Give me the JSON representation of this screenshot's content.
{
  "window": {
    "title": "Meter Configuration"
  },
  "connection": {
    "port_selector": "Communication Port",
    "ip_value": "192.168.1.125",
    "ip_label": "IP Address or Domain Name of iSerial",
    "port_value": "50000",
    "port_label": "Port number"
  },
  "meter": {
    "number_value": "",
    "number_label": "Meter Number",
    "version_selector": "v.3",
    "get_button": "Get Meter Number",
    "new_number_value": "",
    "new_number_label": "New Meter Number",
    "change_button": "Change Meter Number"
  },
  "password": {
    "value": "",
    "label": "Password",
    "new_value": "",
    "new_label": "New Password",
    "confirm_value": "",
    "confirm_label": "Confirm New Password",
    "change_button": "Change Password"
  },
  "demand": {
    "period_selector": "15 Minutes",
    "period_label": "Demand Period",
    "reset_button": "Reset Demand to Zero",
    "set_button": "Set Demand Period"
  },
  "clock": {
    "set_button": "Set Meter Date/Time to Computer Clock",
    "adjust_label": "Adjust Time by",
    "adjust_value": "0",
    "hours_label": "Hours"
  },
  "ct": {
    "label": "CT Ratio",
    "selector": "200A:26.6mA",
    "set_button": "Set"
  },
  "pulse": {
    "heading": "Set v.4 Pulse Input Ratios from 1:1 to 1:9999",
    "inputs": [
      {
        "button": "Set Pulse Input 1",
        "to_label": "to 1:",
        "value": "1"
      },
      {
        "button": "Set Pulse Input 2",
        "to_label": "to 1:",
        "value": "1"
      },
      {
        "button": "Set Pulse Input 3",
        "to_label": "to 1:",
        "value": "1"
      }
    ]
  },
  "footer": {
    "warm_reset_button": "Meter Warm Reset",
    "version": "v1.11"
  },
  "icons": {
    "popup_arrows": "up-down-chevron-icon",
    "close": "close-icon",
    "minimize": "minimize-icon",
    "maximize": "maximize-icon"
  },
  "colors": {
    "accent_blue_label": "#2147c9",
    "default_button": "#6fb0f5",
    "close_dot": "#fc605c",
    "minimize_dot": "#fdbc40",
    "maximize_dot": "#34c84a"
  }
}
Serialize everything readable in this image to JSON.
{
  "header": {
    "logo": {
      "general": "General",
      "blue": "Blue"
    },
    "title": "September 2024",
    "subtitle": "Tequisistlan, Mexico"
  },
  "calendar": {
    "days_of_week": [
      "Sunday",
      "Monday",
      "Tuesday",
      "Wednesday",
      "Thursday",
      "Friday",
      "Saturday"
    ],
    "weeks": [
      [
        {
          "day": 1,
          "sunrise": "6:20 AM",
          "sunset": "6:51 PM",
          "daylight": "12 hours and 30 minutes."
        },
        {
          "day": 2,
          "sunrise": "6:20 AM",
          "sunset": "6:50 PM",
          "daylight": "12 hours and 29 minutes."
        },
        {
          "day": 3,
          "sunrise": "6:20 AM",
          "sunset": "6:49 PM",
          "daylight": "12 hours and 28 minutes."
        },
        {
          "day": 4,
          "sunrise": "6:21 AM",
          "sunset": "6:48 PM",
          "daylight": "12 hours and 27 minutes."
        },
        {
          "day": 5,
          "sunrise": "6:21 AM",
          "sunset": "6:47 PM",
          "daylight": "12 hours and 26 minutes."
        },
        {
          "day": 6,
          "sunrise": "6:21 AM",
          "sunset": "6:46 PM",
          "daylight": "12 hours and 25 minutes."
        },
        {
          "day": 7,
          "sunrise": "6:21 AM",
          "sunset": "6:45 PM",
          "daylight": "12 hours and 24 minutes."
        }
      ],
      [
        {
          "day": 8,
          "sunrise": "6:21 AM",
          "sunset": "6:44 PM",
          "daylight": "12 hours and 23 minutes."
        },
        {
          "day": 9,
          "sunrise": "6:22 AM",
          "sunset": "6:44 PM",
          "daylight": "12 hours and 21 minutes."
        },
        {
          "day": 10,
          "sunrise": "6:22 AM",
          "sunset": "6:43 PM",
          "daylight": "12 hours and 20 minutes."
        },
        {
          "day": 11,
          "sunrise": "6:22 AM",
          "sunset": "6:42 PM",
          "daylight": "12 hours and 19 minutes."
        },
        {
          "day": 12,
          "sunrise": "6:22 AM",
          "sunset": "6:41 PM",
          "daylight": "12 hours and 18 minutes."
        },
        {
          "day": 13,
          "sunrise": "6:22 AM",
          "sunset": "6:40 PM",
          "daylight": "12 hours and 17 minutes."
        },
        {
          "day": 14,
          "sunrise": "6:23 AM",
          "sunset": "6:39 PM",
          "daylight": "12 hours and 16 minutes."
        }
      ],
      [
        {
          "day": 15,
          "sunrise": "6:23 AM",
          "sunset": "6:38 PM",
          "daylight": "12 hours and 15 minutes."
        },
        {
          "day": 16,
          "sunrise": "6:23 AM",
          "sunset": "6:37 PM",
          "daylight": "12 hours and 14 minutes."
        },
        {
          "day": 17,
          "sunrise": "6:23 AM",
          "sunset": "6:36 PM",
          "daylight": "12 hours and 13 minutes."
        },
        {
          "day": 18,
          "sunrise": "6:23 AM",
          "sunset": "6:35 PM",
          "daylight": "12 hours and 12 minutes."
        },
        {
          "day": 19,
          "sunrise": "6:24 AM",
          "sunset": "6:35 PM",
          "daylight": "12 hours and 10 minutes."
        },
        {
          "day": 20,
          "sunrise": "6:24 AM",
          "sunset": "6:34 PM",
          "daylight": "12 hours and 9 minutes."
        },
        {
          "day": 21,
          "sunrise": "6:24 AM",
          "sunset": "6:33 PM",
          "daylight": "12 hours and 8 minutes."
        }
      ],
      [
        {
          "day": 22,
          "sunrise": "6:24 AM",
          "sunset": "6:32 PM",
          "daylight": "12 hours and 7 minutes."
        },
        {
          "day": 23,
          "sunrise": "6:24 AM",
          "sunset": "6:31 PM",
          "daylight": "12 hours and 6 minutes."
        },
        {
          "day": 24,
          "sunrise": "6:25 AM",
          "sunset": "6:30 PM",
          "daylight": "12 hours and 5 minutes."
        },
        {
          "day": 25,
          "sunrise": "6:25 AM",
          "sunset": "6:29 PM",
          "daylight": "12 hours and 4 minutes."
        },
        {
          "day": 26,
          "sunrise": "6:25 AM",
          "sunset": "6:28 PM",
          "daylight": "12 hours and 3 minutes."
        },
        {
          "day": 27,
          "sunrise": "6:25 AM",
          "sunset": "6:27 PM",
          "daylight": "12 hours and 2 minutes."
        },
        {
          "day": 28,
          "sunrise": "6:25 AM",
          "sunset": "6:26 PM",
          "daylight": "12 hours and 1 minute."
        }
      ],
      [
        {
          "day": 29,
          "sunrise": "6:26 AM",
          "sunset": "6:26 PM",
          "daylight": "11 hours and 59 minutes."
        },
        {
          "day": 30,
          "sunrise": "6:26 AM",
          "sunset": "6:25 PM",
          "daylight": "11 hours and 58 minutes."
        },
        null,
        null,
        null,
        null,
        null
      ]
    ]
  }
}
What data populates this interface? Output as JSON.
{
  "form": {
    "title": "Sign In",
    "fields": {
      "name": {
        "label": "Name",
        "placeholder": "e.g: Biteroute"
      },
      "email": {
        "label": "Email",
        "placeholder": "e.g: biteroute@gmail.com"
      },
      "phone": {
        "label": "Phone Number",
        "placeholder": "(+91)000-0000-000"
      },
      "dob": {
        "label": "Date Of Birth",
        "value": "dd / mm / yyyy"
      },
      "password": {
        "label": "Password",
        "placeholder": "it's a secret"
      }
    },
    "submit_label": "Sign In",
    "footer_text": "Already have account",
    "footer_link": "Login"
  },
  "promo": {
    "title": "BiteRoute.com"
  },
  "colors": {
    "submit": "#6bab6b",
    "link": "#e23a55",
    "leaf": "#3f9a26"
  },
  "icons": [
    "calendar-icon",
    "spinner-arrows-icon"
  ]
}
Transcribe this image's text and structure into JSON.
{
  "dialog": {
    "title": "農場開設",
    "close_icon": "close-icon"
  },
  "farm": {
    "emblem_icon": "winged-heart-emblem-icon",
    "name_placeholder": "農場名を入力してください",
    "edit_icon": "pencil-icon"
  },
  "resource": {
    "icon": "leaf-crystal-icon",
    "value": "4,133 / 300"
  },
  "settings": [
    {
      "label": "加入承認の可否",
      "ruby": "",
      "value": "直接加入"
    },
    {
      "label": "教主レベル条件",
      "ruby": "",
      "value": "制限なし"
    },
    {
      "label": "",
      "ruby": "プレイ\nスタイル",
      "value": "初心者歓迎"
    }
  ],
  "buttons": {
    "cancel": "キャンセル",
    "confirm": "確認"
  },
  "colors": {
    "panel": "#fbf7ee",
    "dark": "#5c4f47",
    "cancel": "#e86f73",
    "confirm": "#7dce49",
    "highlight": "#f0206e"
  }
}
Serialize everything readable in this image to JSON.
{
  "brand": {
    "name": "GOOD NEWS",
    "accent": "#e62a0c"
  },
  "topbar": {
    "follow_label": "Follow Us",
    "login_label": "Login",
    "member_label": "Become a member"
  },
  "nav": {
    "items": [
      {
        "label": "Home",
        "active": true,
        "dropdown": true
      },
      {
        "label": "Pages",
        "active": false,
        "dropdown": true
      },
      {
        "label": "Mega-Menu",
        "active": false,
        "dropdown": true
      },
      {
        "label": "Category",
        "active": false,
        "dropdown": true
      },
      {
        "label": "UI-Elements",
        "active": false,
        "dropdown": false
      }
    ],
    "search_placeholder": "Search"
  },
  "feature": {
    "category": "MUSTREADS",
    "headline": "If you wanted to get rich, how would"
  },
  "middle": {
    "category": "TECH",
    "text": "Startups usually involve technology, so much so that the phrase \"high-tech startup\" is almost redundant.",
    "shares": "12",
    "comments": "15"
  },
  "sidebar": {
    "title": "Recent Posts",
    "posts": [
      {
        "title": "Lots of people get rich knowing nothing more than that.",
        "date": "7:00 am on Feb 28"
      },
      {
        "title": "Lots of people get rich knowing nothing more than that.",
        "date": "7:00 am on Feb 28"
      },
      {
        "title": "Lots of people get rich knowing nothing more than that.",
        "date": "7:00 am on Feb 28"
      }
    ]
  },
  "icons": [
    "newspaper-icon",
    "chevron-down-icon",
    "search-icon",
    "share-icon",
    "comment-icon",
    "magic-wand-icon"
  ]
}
* * *
### Exercise details
Copy every line in the entries above that has the string "Time" in it.

### Expected answer
    "set_button": "Set Meter Date/Time to Computer Clock",
    "adjust_label": "Adjust Time by",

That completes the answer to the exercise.